Data records:
____________________

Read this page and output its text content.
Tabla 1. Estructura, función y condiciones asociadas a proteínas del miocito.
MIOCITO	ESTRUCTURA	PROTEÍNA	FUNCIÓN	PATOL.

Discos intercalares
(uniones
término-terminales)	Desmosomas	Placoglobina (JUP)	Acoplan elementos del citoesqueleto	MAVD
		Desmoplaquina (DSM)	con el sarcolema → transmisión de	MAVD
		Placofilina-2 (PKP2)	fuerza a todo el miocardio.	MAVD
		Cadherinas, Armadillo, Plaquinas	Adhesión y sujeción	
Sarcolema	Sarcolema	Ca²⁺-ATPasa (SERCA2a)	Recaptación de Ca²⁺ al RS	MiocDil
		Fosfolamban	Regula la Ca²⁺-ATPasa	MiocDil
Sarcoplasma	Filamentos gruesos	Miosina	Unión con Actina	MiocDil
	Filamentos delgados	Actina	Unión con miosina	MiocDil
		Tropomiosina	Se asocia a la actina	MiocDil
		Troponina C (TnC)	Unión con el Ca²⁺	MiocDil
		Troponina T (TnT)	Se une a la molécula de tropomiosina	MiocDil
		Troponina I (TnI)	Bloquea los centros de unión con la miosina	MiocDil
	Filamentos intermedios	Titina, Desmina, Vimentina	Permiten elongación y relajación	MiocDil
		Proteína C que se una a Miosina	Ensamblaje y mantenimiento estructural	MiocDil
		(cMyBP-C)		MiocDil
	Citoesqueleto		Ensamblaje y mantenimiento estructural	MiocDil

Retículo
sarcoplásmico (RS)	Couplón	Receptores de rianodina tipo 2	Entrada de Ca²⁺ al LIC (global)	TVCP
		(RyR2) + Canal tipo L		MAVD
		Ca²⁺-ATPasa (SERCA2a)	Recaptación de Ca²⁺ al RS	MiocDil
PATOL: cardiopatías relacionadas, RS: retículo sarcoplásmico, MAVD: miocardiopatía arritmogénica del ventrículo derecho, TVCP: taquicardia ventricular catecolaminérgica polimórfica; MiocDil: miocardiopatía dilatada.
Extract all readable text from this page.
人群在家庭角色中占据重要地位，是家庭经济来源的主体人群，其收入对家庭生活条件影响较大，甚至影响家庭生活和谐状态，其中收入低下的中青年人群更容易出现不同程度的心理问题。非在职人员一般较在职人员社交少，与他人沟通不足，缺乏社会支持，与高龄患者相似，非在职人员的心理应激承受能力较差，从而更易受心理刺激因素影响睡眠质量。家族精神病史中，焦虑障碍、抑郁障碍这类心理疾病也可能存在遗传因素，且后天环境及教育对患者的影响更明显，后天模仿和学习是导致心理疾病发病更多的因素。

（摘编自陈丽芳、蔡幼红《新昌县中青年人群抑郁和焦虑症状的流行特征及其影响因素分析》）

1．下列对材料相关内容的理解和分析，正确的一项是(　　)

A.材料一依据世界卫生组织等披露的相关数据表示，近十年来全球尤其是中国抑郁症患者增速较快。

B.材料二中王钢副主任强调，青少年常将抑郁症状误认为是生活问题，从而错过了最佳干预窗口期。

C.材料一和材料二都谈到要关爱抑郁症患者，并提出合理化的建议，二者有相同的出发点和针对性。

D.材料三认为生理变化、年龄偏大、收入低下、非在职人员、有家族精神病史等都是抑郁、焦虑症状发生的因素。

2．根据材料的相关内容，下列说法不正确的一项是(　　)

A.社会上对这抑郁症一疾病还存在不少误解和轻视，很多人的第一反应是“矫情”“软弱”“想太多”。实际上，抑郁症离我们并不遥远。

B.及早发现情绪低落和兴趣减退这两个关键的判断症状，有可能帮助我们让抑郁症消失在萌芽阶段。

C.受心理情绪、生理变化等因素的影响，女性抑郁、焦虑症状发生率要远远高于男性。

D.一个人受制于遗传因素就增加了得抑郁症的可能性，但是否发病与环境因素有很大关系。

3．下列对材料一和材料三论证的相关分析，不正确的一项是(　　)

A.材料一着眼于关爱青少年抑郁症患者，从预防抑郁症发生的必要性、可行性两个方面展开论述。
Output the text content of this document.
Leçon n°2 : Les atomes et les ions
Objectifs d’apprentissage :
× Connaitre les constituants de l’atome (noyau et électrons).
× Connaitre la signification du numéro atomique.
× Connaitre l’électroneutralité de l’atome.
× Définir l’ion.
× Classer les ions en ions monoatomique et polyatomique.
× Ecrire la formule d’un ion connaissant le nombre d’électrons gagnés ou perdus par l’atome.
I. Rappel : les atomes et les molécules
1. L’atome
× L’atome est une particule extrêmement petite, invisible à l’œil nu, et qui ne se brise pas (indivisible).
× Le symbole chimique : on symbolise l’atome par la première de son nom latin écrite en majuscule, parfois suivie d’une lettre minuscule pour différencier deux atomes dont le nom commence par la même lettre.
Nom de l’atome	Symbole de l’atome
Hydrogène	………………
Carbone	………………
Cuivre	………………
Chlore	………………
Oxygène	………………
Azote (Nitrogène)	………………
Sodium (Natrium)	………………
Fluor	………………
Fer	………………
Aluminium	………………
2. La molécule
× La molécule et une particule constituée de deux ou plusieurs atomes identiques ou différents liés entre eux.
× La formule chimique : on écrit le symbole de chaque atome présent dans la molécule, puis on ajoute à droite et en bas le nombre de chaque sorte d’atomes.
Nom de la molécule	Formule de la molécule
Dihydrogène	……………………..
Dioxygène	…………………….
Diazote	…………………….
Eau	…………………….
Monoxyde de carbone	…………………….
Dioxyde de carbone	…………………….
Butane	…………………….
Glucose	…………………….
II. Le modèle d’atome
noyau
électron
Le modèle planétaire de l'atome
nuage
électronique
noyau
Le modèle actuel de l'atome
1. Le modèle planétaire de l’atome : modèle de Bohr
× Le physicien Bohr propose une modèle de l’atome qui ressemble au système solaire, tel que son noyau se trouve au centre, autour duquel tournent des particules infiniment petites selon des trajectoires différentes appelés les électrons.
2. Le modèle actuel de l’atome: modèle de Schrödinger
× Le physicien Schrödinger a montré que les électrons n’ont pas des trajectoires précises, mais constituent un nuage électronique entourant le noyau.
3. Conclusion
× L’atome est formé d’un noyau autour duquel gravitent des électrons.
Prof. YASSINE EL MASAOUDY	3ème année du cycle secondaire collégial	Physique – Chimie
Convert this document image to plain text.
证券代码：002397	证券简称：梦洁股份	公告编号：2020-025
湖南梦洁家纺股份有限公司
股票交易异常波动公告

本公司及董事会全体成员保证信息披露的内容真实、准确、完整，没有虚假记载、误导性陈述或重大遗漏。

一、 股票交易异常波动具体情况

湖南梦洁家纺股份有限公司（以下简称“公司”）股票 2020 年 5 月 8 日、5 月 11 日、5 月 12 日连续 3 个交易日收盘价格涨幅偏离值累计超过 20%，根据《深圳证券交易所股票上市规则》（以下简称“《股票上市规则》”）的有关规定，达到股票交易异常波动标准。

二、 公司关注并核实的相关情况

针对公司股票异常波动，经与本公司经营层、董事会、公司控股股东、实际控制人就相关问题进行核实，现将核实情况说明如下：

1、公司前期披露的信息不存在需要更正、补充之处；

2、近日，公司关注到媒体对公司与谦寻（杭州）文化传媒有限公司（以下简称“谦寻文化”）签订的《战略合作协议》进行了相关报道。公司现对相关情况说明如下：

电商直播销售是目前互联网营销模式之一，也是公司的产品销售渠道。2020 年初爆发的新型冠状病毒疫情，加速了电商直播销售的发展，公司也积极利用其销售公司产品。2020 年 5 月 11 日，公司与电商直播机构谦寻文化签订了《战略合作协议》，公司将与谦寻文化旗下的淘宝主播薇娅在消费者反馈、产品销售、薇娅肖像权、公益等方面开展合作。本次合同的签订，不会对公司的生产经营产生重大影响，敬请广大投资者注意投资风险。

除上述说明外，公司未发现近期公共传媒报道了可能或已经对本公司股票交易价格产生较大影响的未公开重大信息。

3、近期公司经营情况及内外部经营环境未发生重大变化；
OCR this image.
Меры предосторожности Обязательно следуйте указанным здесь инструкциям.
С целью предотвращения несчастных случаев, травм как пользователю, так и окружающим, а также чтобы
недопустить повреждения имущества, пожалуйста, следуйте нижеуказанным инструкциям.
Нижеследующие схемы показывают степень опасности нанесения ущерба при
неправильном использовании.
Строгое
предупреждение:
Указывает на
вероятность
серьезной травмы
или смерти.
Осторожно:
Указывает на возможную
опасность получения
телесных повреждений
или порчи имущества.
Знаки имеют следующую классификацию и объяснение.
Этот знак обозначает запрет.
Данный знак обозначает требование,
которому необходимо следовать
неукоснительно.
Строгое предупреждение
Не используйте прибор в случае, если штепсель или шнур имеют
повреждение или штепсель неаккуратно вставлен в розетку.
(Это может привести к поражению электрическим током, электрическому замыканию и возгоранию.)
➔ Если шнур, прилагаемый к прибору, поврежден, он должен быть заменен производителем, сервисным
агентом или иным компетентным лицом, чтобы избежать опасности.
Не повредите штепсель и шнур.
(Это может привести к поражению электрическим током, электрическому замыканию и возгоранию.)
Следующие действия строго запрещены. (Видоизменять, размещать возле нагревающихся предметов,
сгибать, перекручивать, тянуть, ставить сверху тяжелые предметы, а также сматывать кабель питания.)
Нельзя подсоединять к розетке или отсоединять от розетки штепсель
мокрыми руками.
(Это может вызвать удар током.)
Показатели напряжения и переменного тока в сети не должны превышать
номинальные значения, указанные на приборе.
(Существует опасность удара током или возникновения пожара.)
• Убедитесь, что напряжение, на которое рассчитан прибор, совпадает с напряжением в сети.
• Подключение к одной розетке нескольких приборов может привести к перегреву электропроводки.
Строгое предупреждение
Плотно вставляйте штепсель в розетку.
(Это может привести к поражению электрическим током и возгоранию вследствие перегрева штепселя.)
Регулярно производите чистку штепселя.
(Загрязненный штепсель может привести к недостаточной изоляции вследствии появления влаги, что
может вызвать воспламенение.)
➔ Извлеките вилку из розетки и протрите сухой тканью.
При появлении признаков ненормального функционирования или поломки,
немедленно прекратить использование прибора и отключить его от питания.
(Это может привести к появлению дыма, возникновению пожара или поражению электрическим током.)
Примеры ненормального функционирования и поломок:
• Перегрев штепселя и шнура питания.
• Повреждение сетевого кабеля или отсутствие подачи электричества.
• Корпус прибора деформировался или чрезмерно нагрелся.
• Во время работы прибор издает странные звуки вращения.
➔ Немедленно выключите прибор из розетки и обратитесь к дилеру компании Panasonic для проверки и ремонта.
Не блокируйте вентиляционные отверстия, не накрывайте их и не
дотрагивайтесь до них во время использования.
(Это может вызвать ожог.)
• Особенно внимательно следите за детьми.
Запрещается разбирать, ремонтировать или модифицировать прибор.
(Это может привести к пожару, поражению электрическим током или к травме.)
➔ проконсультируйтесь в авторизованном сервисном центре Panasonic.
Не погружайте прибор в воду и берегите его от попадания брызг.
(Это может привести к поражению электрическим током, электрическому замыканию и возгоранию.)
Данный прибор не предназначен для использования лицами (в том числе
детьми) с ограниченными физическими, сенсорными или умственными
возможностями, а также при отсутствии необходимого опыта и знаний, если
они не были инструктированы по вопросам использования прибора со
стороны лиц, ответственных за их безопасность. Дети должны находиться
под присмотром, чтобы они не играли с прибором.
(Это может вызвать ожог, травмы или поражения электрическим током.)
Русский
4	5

____________________

Written task: Extract each line from the listing that holds the word "вызвать".

Solution:
(Это может вызвать удар током.)
может вызвать воспламенение.)
(Это может вызвать ожог.)
(Это может вызвать ожог, травмы или поражения электрическим током.)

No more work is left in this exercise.